__Written problem__. Return each line containing "PKNORLEN".
** BEGIN Materials provided **
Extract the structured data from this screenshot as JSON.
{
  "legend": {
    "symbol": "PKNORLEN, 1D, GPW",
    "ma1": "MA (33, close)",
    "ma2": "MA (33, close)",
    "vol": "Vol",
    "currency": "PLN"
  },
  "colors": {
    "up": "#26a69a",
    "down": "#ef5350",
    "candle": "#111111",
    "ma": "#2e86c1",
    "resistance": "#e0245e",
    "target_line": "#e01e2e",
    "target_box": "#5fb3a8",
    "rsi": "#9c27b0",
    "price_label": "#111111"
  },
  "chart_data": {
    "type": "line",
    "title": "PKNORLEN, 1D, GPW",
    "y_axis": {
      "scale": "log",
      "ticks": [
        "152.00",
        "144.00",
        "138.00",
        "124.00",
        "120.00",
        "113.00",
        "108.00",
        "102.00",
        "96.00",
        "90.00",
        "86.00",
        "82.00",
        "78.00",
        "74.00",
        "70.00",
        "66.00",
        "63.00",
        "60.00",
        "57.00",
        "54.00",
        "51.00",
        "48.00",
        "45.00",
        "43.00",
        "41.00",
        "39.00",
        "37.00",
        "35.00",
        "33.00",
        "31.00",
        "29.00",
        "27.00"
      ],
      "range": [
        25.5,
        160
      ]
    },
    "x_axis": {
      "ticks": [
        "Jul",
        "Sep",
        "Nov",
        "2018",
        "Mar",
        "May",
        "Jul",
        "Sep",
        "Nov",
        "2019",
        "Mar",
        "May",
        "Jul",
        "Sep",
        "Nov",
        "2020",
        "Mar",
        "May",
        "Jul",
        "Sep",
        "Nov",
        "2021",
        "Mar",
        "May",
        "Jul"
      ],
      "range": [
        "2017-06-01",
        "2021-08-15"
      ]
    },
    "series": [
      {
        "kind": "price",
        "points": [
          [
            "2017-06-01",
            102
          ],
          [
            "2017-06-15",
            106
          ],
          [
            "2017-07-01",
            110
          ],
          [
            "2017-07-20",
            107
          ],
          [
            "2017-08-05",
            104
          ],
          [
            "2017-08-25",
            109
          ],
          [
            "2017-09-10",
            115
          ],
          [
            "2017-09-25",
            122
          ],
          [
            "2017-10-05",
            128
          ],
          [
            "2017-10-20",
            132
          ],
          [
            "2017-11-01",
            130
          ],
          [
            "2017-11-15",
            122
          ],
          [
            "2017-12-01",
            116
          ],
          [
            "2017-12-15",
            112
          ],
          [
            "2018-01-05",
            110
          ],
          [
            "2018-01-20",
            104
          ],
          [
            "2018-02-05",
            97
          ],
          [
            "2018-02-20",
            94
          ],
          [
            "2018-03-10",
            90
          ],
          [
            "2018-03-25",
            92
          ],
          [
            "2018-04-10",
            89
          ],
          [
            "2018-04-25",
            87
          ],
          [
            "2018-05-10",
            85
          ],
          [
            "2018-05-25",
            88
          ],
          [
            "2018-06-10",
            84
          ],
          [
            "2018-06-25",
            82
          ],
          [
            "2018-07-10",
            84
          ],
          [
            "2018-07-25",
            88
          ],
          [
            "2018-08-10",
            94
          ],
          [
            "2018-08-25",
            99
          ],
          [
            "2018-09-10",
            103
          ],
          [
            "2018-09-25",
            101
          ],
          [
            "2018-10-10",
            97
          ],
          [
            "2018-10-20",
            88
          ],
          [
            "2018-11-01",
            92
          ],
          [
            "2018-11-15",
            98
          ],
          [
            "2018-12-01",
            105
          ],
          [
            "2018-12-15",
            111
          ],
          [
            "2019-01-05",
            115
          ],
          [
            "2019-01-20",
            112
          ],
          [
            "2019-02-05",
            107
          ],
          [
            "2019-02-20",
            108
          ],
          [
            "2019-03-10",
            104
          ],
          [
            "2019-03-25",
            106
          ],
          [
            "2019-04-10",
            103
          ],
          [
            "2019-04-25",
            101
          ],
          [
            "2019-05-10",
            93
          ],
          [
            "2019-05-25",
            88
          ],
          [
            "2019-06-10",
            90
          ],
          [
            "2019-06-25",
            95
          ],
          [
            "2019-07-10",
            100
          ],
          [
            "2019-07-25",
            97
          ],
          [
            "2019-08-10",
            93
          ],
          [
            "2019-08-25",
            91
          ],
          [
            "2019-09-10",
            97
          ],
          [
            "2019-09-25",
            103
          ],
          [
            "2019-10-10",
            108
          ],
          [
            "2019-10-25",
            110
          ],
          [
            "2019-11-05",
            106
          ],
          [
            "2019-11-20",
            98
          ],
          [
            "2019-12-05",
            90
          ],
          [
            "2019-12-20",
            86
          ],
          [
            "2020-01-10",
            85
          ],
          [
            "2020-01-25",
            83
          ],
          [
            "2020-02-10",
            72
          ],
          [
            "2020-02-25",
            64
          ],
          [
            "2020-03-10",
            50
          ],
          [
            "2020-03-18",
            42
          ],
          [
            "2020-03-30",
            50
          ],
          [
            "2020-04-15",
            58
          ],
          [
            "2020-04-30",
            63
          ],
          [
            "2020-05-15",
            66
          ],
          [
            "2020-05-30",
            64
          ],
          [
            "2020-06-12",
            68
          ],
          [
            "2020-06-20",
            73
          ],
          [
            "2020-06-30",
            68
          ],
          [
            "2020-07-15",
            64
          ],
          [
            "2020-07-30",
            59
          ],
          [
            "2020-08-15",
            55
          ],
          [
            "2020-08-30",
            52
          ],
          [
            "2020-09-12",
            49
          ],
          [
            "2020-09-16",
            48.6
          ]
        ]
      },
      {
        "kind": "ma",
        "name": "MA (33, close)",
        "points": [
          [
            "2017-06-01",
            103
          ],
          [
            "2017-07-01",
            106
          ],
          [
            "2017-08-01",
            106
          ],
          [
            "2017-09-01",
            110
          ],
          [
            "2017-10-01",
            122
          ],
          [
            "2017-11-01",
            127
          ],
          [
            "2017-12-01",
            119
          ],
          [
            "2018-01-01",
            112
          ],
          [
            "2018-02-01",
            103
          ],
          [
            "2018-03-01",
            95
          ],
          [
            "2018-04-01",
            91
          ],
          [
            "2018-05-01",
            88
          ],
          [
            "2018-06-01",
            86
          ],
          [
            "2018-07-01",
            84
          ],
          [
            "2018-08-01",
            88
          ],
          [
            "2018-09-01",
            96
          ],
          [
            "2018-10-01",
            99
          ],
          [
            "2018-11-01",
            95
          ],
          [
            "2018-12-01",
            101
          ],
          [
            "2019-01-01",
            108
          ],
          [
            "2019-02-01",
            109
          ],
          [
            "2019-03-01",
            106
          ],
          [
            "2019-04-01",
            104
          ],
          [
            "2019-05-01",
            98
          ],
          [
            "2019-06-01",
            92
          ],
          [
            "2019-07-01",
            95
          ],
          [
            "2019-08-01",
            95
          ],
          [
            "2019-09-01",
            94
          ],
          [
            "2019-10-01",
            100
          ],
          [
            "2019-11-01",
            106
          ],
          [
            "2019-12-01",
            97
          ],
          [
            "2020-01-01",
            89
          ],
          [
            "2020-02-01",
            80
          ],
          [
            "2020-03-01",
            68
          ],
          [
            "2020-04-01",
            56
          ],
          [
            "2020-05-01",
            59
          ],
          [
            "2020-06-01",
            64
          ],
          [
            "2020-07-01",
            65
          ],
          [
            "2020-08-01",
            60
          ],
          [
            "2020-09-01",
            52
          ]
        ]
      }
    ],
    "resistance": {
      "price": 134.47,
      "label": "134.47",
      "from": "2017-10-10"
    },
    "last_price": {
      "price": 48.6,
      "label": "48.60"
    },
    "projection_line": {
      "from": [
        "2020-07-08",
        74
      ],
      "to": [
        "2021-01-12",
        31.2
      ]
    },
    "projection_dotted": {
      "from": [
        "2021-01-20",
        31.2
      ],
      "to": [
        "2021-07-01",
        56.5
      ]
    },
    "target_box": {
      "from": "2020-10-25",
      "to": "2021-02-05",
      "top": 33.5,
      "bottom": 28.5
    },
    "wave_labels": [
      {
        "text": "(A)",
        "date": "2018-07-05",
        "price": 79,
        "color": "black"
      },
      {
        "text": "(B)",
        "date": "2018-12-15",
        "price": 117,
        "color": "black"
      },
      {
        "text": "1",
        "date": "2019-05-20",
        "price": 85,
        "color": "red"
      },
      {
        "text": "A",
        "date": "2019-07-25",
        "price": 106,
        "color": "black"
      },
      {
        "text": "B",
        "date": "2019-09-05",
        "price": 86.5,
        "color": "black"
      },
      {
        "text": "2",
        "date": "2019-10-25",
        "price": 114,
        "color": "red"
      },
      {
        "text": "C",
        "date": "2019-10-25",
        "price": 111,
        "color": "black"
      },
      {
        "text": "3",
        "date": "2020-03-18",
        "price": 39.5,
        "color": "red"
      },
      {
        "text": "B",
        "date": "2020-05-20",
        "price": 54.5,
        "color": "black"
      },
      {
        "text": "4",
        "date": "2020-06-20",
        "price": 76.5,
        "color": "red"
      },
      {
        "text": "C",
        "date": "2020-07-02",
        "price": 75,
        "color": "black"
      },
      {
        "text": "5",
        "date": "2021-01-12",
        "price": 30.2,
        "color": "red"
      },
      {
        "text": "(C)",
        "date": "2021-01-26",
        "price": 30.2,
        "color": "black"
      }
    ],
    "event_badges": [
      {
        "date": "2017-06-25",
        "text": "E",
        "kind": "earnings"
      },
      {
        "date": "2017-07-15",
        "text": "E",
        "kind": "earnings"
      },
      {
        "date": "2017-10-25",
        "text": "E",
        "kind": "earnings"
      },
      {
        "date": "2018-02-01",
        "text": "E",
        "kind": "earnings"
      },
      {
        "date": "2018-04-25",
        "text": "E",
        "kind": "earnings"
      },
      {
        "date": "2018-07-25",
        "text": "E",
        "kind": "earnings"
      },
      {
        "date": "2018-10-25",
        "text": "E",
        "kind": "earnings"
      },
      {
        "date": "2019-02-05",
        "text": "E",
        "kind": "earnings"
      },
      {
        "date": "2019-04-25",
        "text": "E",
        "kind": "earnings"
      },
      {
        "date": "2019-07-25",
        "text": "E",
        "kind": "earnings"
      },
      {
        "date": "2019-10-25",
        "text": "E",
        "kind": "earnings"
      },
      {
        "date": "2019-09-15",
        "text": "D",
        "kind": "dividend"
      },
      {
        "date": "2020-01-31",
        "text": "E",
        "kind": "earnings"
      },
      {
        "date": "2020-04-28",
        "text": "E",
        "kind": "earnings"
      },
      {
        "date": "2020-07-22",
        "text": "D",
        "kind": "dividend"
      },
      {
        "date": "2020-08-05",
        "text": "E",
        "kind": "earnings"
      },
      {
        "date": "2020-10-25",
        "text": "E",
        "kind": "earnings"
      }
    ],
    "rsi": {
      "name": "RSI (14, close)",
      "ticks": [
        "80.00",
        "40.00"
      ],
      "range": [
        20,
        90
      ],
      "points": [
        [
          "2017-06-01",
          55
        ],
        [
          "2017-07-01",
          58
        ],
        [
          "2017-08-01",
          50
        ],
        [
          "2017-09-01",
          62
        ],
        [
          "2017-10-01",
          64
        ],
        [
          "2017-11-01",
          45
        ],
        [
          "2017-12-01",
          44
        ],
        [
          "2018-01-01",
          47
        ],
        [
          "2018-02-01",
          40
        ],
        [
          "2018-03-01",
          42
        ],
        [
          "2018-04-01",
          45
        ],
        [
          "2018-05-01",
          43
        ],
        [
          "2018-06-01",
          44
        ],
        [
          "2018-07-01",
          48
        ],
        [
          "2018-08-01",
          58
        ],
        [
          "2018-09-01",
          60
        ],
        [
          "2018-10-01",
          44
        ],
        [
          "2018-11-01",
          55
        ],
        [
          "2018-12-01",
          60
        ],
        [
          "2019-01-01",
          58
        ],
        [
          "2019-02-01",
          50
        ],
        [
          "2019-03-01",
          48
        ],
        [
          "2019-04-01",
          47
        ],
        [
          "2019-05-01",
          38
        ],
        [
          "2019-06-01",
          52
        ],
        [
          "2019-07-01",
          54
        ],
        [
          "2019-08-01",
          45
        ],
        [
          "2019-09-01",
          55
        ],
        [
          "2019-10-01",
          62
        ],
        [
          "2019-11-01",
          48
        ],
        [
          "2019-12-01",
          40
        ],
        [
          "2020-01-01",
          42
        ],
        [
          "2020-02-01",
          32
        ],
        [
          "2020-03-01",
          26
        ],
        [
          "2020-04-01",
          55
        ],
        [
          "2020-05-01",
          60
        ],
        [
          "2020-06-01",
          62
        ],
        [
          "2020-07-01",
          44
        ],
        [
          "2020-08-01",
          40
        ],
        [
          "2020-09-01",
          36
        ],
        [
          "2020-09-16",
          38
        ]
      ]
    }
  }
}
** END Materials provided **
__Response to the exercise__.
    "symbol": "PKNORLEN, 1D, GPW",
    "title": "PKNORLEN, 1D, GPW",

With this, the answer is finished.